> _WHAT IS REQUIRED_
What lines of the data include the string "output"? Copy them all.

> _GIVEN ENTRIES_
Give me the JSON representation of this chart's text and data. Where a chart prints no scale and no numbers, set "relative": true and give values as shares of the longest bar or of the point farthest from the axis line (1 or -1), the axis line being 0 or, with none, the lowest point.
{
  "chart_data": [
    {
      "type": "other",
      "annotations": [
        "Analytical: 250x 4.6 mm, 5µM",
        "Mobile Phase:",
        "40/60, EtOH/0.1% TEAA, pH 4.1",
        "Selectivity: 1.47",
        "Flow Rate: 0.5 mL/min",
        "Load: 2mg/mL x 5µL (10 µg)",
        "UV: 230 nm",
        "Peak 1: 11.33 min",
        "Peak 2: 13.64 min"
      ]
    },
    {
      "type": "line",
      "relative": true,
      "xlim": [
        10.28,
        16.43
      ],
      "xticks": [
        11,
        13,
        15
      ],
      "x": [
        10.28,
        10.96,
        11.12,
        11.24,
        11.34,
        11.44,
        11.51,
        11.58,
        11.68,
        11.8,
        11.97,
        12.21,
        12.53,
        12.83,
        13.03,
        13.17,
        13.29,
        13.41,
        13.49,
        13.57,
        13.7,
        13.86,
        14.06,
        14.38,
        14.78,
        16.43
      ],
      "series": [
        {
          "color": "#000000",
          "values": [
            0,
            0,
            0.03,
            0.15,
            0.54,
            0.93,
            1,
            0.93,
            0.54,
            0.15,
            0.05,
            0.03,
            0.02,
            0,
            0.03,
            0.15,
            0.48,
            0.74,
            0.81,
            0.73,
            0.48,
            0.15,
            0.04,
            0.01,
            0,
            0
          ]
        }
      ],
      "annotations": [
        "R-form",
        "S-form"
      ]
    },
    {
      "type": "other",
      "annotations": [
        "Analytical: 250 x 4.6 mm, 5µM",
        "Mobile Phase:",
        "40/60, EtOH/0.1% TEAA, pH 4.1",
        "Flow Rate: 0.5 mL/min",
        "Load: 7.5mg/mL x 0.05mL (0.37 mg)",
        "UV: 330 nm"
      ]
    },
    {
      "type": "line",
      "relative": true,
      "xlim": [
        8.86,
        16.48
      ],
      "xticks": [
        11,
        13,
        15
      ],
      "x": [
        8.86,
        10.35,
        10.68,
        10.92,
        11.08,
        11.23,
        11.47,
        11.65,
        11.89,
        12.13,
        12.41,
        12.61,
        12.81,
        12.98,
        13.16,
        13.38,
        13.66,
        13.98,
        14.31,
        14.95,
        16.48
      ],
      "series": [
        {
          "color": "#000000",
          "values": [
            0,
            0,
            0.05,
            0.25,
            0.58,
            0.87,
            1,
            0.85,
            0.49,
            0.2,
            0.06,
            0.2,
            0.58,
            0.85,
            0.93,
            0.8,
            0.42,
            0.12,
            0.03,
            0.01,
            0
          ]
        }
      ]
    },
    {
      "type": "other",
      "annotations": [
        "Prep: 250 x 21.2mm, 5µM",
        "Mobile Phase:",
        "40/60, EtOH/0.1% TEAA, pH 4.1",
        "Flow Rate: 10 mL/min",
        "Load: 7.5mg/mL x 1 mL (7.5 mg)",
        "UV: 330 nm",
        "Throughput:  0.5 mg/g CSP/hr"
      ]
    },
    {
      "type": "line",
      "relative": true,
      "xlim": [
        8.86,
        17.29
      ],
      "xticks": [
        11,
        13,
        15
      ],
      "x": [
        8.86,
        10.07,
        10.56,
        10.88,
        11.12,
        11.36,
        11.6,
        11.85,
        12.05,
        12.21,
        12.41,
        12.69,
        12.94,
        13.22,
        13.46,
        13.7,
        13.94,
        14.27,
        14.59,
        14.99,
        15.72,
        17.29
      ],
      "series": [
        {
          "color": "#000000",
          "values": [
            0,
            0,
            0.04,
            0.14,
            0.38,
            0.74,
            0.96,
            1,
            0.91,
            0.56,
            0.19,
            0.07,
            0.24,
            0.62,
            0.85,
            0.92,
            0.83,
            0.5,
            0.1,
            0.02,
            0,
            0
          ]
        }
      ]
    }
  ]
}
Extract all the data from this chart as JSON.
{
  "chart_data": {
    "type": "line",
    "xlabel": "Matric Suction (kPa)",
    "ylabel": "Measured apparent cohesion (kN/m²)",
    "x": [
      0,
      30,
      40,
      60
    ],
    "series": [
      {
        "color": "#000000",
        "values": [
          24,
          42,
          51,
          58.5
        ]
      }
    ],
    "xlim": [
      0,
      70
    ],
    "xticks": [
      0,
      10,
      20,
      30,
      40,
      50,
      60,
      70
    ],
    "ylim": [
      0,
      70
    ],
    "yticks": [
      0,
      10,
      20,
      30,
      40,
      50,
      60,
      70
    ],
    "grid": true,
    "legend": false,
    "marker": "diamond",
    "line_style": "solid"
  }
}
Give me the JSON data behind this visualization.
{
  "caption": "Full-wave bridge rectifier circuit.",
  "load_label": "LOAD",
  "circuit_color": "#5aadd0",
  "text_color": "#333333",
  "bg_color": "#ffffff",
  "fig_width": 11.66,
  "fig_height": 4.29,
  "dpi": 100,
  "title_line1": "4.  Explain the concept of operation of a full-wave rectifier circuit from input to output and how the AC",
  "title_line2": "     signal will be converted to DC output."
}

> _COMPLETED TASK_
  "title_line1": "4.  Explain the concept of operation of a full-wave rectifier circuit from input to output and how the AC",
  "title_line2": "     signal will be converted to DC output."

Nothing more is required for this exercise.